DATA PROVIDED:
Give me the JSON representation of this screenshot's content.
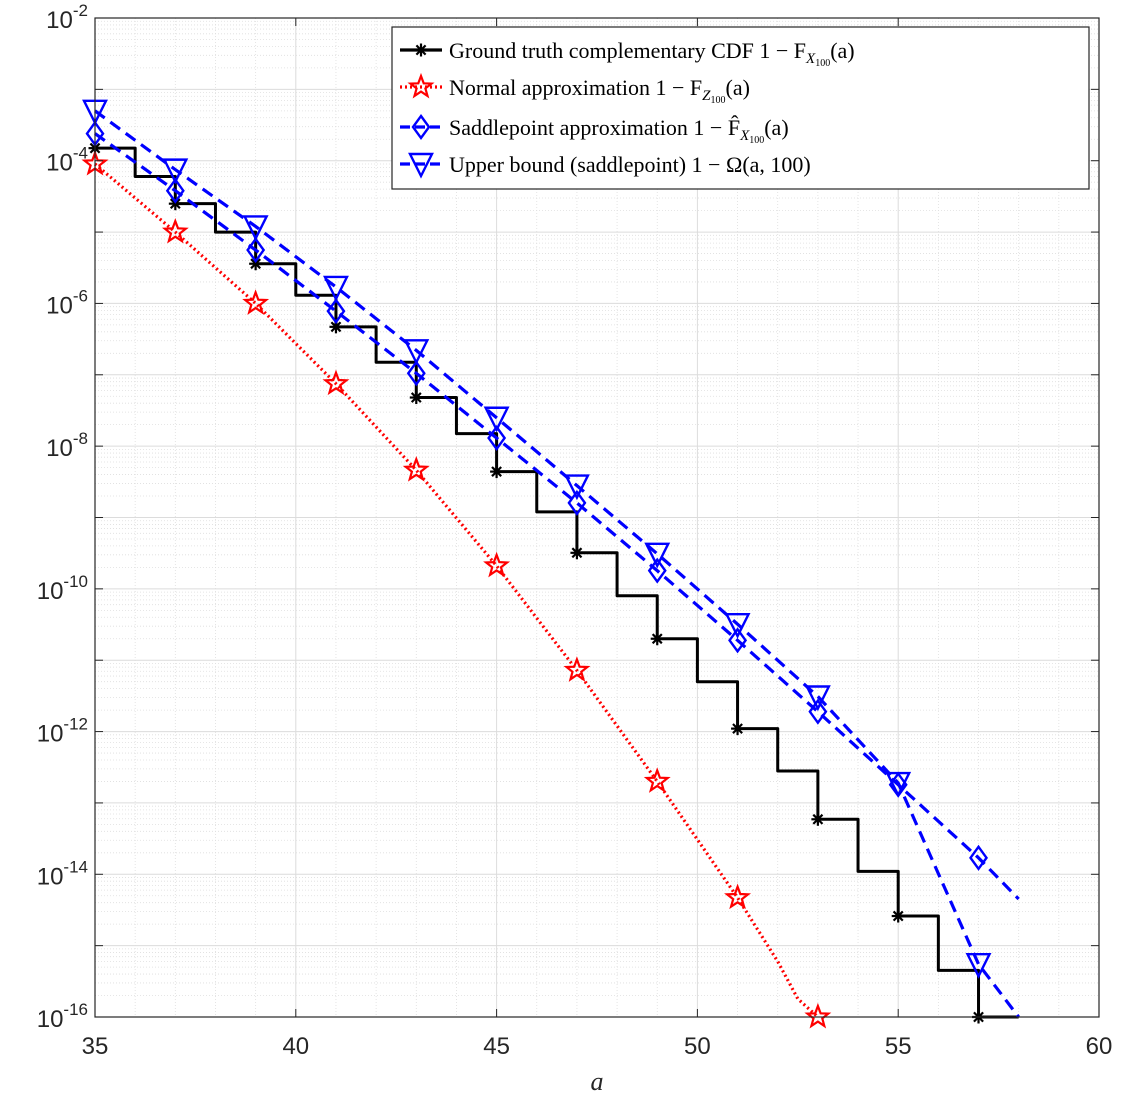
{
  "chart_data": {
    "type": "line",
    "xlabel": "a",
    "ylabel": "",
    "xlim": [
      35,
      60
    ],
    "ylim_log10": [
      -16,
      -2
    ],
    "y_scale": "log",
    "grid": "on, major and minor",
    "legend_position": "top-right",
    "x_ticks": [
      "35",
      "40",
      "45",
      "50",
      "55",
      "60"
    ],
    "y_ticks": [
      {
        "base": "10",
        "exp": "-2"
      },
      {
        "base": "10",
        "exp": "-4"
      },
      {
        "base": "10",
        "exp": "-6"
      },
      {
        "base": "10",
        "exp": "-8"
      },
      {
        "base": "10",
        "exp": "-10"
      },
      {
        "base": "10",
        "exp": "-12"
      },
      {
        "base": "10",
        "exp": "-14"
      },
      {
        "base": "10",
        "exp": "-16"
      }
    ],
    "series": [
      {
        "name": "Ground truth complementary CDF 1 − F_{X_100}(a)",
        "style": "solid-step",
        "color": "#000000",
        "marker": "asterisk",
        "x": [
          35,
          36,
          37,
          38,
          39,
          40,
          41,
          42,
          43,
          44,
          45,
          46,
          47,
          48,
          49,
          50,
          51,
          52,
          53,
          54,
          55,
          56,
          57,
          58
        ],
        "y": [
          0.00015,
          6e-05,
          2.5e-05,
          1e-05,
          3.6e-06,
          1.3e-06,
          4.7e-07,
          1.5e-07,
          4.8e-08,
          1.5e-08,
          4.4e-09,
          1.2e-09,
          3.2e-10,
          8e-11,
          2e-11,
          5e-12,
          1.1e-12,
          2.8e-13,
          5.9e-14,
          1.1e-14,
          2.6e-15,
          4.5e-16,
          1e-16,
          1e-16
        ],
        "marker_x": [
          35,
          37,
          39,
          41,
          43,
          45,
          47,
          49,
          51,
          53,
          55,
          57
        ]
      },
      {
        "name": "Normal approximation 1 − F_{Z_100}(a)",
        "style": "dotted",
        "color": "#ff0000",
        "marker": "pentagram",
        "x": [
          35,
          37,
          39,
          41,
          43,
          45,
          47,
          49,
          51,
          52,
          52.5,
          53
        ],
        "y": [
          9e-05,
          1e-05,
          1e-06,
          7.5e-08,
          4.6e-09,
          2.1e-10,
          7.2e-12,
          2e-13,
          4.7e-15,
          6e-16,
          1.8e-16,
          1e-16
        ],
        "marker_x": [
          35,
          37,
          39,
          41,
          43,
          45,
          47,
          49,
          51,
          53
        ]
      },
      {
        "name": "Saddlepoint approximation 1 − F̂_{X_100}(a)",
        "style": "dashed",
        "color": "#0000ff",
        "marker": "diamond",
        "x": [
          35,
          37,
          39,
          41,
          43,
          45,
          47,
          49,
          51,
          53,
          55,
          57,
          58
        ],
        "y": [
          0.00024,
          3.8e-05,
          5.6e-06,
          7.8e-07,
          1.05e-07,
          1.3e-08,
          1.6e-09,
          1.8e-10,
          1.9e-11,
          1.9e-12,
          1.8e-13,
          1.7e-14,
          4.5e-15
        ],
        "marker_x": [
          35,
          37,
          39,
          41,
          43,
          45,
          47,
          49,
          51,
          53,
          55,
          57
        ]
      },
      {
        "name": "Upper bound (saddlepoint) 1 − Ω̲(a, 100)",
        "style": "dashed",
        "color": "#0000ff",
        "marker": "triangle-down",
        "x": [
          35,
          37,
          39,
          41,
          43,
          45,
          47,
          49,
          51,
          53,
          55,
          57,
          58
        ],
        "y": [
          0.0005,
          7.5e-05,
          1.2e-05,
          1.7e-06,
          2.2e-07,
          2.5e-08,
          2.8e-09,
          3.1e-10,
          3.2e-11,
          3.1e-12,
          1.9e-13,
          5.5e-16,
          1e-16
        ],
        "marker_x": [
          35,
          37,
          39,
          41,
          43,
          45,
          47,
          49,
          51,
          53,
          55,
          57
        ]
      }
    ]
  },
  "legend": {
    "entries": [
      {
        "prefix": "Ground truth complementary CDF 1 − F",
        "sub": "X",
        "subsub": "100",
        "suffix": "(a)"
      },
      {
        "prefix": "Normal approximation 1 − F",
        "sub": "Z",
        "subsub": "100",
        "suffix": "(a)"
      },
      {
        "prefix": "Saddlepoint approximation 1 − F̂",
        "sub": "X",
        "subsub": "100",
        "suffix": "(a)"
      },
      {
        "prefix": "Upper bound (saddlepoint) 1 − Ω",
        "sub": "",
        "subsub": "",
        "suffix": "(a, 100)"
      }
    ]
  }
}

WHAT TO DO:
Filter for "style". Return all lines that hold it.

IN RESPONSE:
        "style": "solid-step",
        "style": "dotted",
        "style": "dashed",
        "style": "dashed",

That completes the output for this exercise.